EXERCISE – Without the pictures, return all of the material exactly as written.
[begin MATERIALS PROVIDED]
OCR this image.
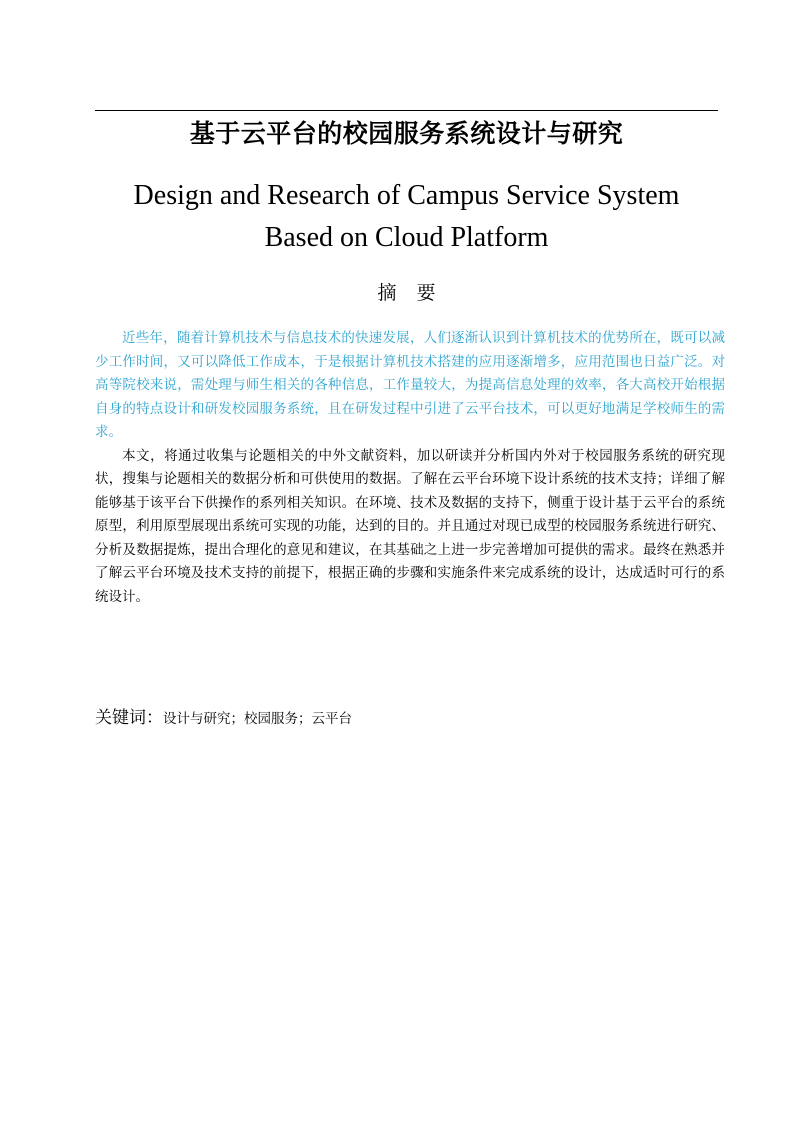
基于云平台的校园服务系统设计与研究
Design and Research of Campus Service System
Based on Cloud Platform
摘 要

近些年，随着计算机技术与信息技术的快速发展，人们逐渐认识到计算机技术的优势所在，既可以减少工作时间，又可以降低工作成本，于是根据计算机技术搭建的应用逐渐增多，应用范围也日益广泛。对高等院校来说，需处理与师生相关的各种信息，工作量较大，为提高信息处理的效率，各大高校开始根据自身的特点设计和研发校园服务系统，且在研发过程中引进了云平台技术，可以更好地满足学校师生的需求。

本文，将通过收集与论题相关的中外文献资料，加以研读并分析国内外对于校园服务系统的研究现状，搜集与论题相关的数据分析和可供使用的数据。了解在云平台环境下设计系统的技术支持；详细了解能够基于该平台下供操作的系列相关知识。在环境、技术及数据的支持下，侧重于设计基于云平台的系统原型，利用原型展现出系统可实现的功能，达到的目的。并且通过对现已成型的校园服务系统进行研究、分析及数据提炼，提出合理化的意见和建议，在其基础之上进一步完善增加可提供的需求。最终在熟悉并了解云平台环境及技术支持的前提下，根据正确的步骤和实施条件来完成系统的设计，达成适时可行的系统设计。

关键词：设计与研究；校园服务；云平台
[end MATERIALS PROVIDED]
RESULT OF THIS EXERCISE –
OCR this image.
基于云平台的校园服务系统设计与研究
Design and Research of Campus Service System
Based on Cloud Platform
摘 要

近些年，随着计算机技术与信息技术的快速发展，人们逐渐认识到计算机技术的优势所在，既可以减少工作时间，又可以降低工作成本，于是根据计算机技术搭建的应用逐渐增多，应用范围也日益广泛。对高等院校来说，需处理与师生相关的各种信息，工作量较大，为提高信息处理的效率，各大高校开始根据自身的特点设计和研发校园服务系统，且在研发过程中引进了云平台技术，可以更好地满足学校师生的需求。

本文，将通过收集与论题相关的中外文献资料，加以研读并分析国内外对于校园服务系统的研究现状，搜集与论题相关的数据分析和可供使用的数据。了解在云平台环境下设计系统的技术支持；详细了解能够基于该平台下供操作的系列相关知识。在环境、技术及数据的支持下，侧重于设计基于云平台的系统原型，利用原型展现出系统可实现的功能，达到的目的。并且通过对现已成型的校园服务系统进行研究、分析及数据提炼，提出合理化的意见和建议，在其基础之上进一步完善增加可提供的需求。最终在熟悉并了解云平台环境及技术支持的前提下，根据正确的步骤和实施条件来完成系统的设计，达成适时可行的系统设计。

关键词：设计与研究；校园服务；云平台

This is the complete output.